Task brief:
Starting at the line that contains "Read out every word on this page.", write out each line through the end of the data below, exactly as it stands. Skip any pictures.

Records shown:
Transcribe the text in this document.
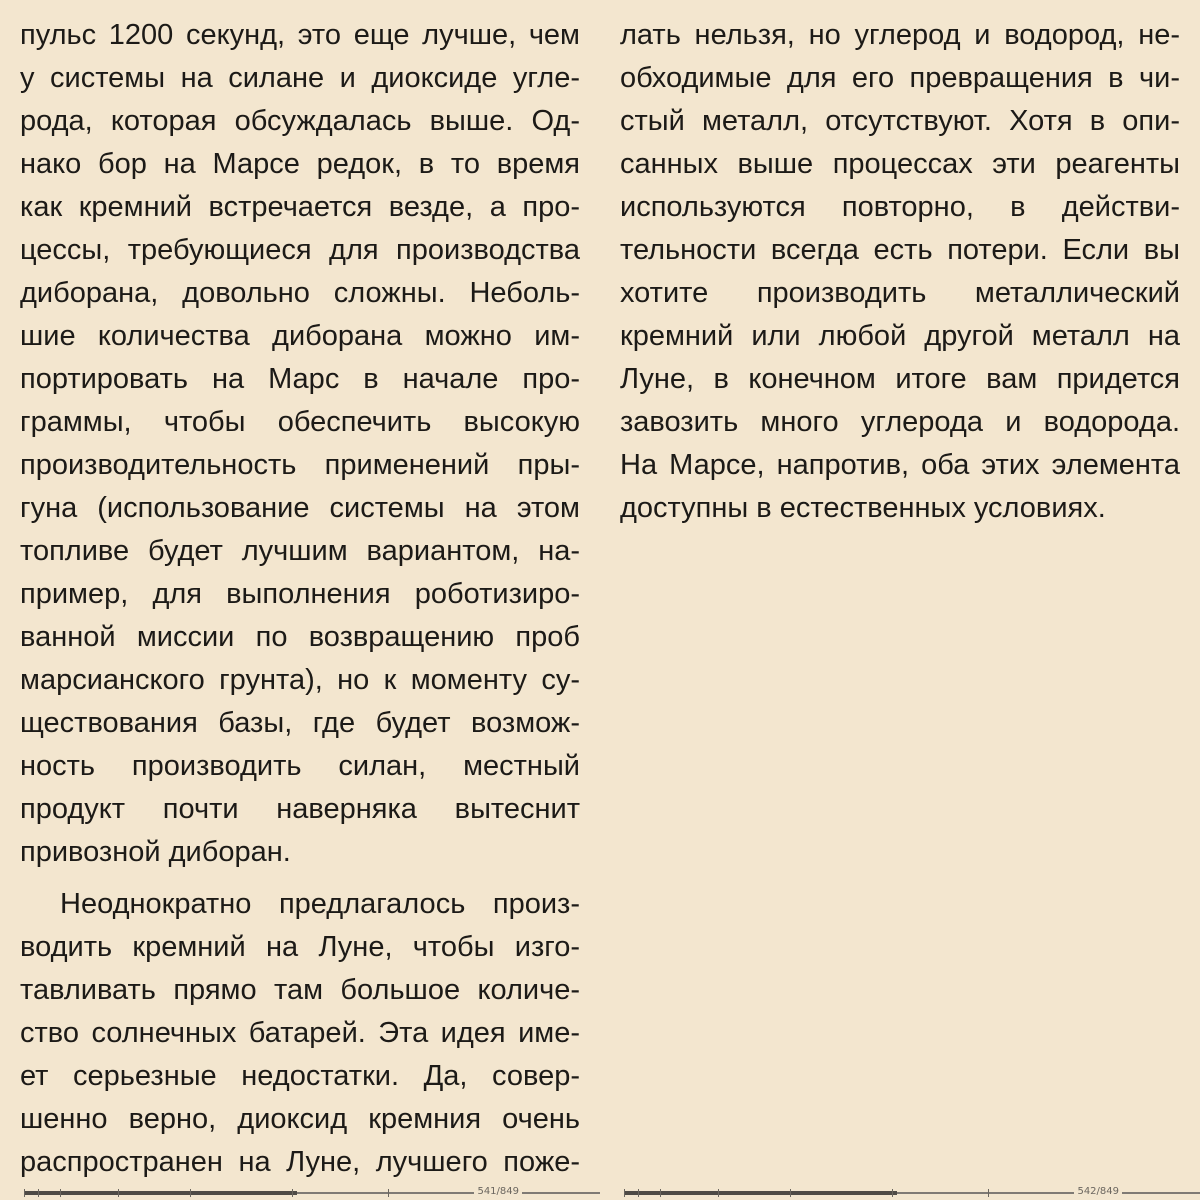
пульс 1200 секунд, это еще лучше, чем
у системы на силане и диоксиде угле-
рода, которая обсуждалась выше. Од-
нако бор на Марсе редок, в то время
как кремний встречается везде, а про-
цессы, требующиеся для производства
диборана, довольно сложны. Неболь-
шие количества диборана можно им-
портировать на Марс в начале про-
граммы, чтобы обеспечить высокую
производительность применений пры-
гуна (использование системы на этом
топливе будет лучшим вариантом, на-
пример, для выполнения роботизиро-
ванной миссии по возвращению проб
марсианского грунта), но к моменту су-
ществования базы, где будет возмож-
ность производить силан, местный
продукт почти наверняка вытеснит
привозной диборан.
Неоднократно предлагалось произ-
водить кремний на Луне, чтобы изго-
тавливать прямо там большое количе-
ство солнечных батарей. Эта идея име-
ет серьезные недостатки. Да, совер-
шенно верно, диоксид кремния очень
распространен на Луне, лучшего поже-
541/849
лать нельзя, но углерод и водород, не-
обходимые для его превращения в чи-
стый металл, отсутствуют. Хотя в опи-
санных выше процессах эти реагенты
используются повторно, в действи-
тельности всегда есть потери. Если вы
хотите производить металлический
кремний или любой другой металл на
Луне, в конечном итоге вам придется
завозить много углерода и водорода.
На Марсе, напротив, оба этих элемента
доступны в естественных условиях.
542/849
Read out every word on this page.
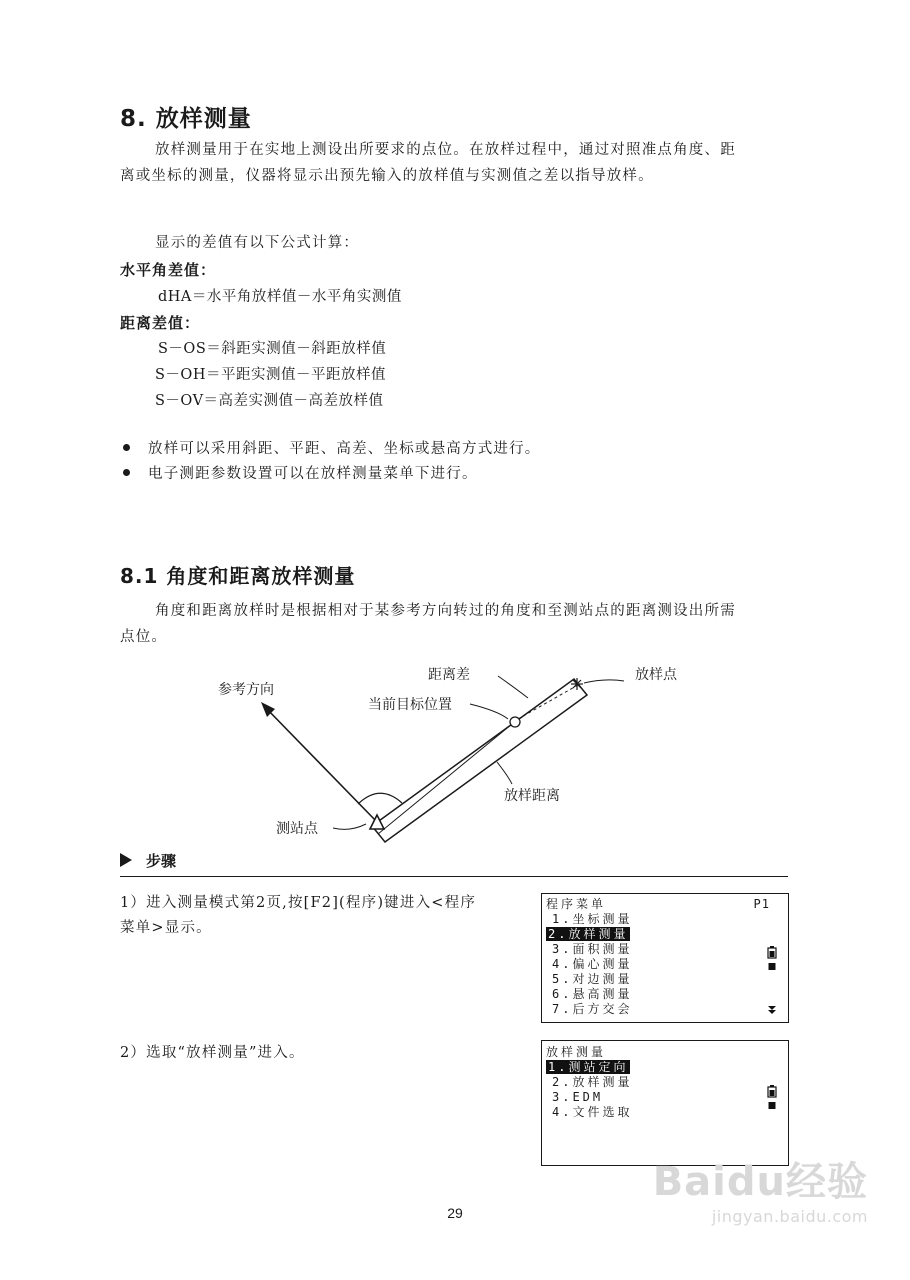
8. 放样测量
放样测量用于在实地上测设出所要求的点位。在放样过程中，通过对照准点角度、距
离或坐标的测量，仪器将显示出预先输入的放样值与实测值之差以指导放样。
显示的差值有以下公式计算：
水平角差值：
dHA＝水平角放样值－水平角实测值
距离差值：
S－OS＝斜距实测值－斜距放样值
S－OH＝平距实测值－平距放样值
S－OV＝高差实测值－高差放样值
放样可以采用斜距、平距、高差、坐标或悬高方式进行。
电子测距参数设置可以在放样测量菜单下进行。
8.1 角度和距离放样测量
角度和距离放样时是根据相对于某参考方向转过的角度和至测站点的距离测设出所需
点位。
参考方向
距离差	放样点
当前目标位置
放样距离
测站点
步骤
1）进入测量模式第2页,按[F2](程序)键进入<程序
菜单>显示。
程序菜单	P1
1.坐标测量
2.放样测量
3.面积测量
4.偏心测量
5.对边测量
6.悬高测量
7.后方交会
2）选取“放样测量”进入。	放样测量
1.测站定向
2.放样测量
3.EDM
4.文件选取
29
Baidu经验
jingyan.baidu.com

Correct answer:
Read out every word on this page.
8. 放样测量
放样测量用于在实地上测设出所要求的点位。在放样过程中，通过对照准点角度、距
离或坐标的测量，仪器将显示出预先输入的放样值与实测值之差以指导放样。
显示的差值有以下公式计算：
水平角差值：
dHA＝水平角放样值－水平角实测值
距离差值：
S－OS＝斜距实测值－斜距放样值
S－OH＝平距实测值－平距放样值
S－OV＝高差实测值－高差放样值
放样可以采用斜距、平距、高差、坐标或悬高方式进行。
电子测距参数设置可以在放样测量菜单下进行。
8.1 角度和距离放样测量
角度和距离放样时是根据相对于某参考方向转过的角度和至测站点的距离测设出所需
点位。
参考方向
距离差	放样点
当前目标位置
放样距离
测站点
步骤
1）进入测量模式第2页,按[F2](程序)键进入<程序
菜单>显示。
程序菜单	P1
1.坐标测量
2.放样测量
3.面积测量
4.偏心测量
5.对边测量
6.悬高测量
7.后方交会
2）选取“放样测量”进入。	放样测量
1.测站定向
2.放样测量
3.EDM
4.文件选取
29
Baidu经验
jingyan.baidu.com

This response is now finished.